__Given task__.
Every line below that mentions the word "loodvrije" should be copied out.

Data records
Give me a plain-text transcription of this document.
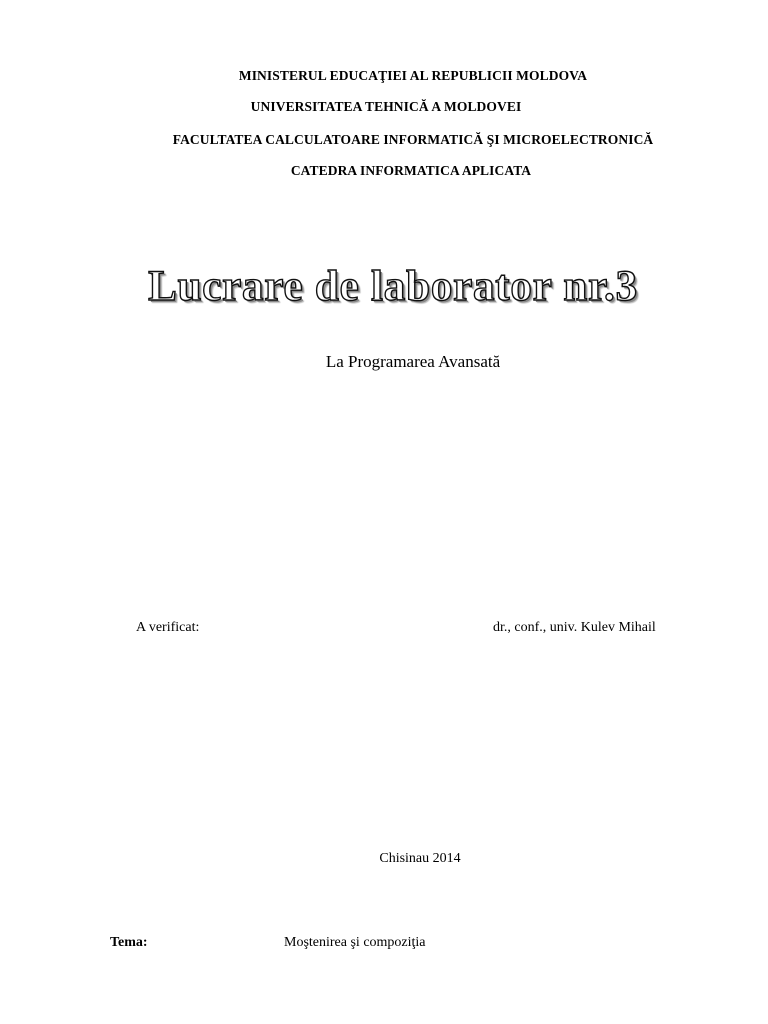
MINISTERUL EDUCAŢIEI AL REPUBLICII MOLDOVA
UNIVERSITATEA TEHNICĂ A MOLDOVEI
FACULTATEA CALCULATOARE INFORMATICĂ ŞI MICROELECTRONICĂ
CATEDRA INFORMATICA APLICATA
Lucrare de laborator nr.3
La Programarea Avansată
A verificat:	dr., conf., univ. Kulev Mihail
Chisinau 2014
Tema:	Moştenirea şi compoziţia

* * *

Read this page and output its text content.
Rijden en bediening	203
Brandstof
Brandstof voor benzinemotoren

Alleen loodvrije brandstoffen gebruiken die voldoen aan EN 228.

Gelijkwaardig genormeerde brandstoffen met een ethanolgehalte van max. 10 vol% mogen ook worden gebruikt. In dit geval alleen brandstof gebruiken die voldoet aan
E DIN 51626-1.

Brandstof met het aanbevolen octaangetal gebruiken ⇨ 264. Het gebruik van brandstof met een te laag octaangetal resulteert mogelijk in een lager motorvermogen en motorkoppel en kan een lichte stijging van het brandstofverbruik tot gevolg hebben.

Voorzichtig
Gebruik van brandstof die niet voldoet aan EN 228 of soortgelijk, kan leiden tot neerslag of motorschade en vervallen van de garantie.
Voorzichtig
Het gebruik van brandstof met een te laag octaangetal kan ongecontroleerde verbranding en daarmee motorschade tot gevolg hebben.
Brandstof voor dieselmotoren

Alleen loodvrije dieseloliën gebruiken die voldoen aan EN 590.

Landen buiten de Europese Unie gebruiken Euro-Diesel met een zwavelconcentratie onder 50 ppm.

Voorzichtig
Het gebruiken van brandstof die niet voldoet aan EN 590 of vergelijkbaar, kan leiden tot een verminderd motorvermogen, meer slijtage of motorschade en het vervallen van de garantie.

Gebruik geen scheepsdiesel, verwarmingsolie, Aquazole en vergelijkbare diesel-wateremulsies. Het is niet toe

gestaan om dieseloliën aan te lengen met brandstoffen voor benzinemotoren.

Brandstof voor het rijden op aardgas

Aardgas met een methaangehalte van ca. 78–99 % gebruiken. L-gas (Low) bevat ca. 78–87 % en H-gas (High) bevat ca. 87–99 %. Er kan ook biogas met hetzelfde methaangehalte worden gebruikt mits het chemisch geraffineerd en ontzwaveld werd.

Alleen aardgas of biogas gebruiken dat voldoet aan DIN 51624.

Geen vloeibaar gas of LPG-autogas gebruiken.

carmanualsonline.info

--

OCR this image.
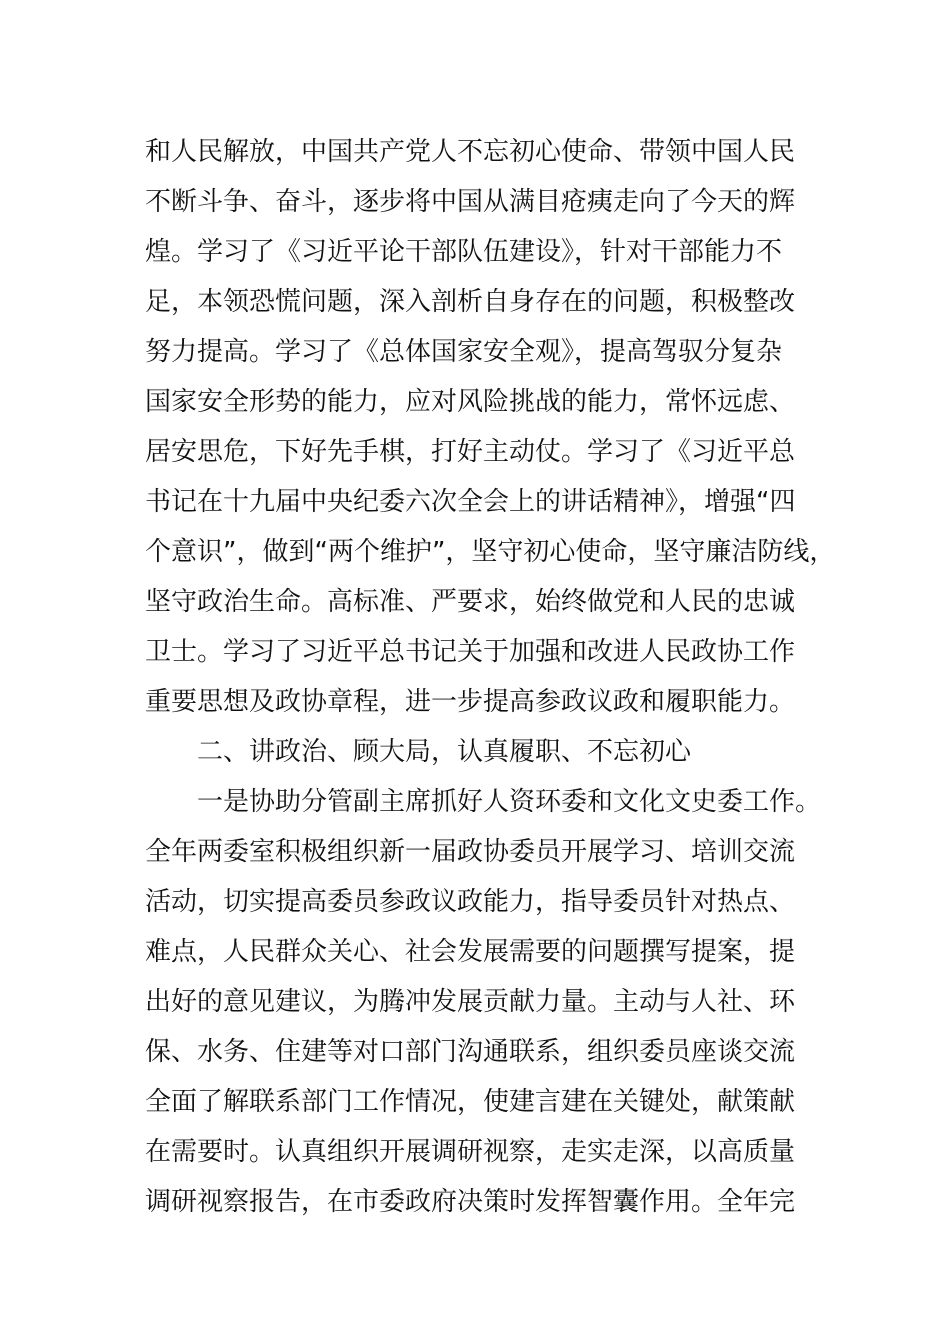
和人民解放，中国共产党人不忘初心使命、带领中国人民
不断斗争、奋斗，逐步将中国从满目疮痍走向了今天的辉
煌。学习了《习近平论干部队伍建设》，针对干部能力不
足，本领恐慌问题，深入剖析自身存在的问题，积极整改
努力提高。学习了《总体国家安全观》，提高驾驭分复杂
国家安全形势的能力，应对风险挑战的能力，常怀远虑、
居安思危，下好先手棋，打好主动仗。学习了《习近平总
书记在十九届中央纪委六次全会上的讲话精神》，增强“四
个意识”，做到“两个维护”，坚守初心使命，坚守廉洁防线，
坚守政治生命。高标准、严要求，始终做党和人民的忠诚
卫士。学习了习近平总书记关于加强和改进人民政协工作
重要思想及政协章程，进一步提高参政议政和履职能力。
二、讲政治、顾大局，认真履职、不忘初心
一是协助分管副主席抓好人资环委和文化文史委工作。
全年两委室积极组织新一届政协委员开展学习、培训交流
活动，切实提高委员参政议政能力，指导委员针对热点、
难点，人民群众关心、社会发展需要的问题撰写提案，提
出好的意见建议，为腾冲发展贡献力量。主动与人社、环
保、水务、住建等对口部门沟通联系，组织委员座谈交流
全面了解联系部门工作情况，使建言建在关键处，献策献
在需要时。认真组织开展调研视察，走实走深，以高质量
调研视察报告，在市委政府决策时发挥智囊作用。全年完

__Worked answer__.
Alleen loodvrije brandstoffen gebruiken die voldoen aan EN 228.
Alleen loodvrije dieseloliën gebruiken die voldoen aan EN 590.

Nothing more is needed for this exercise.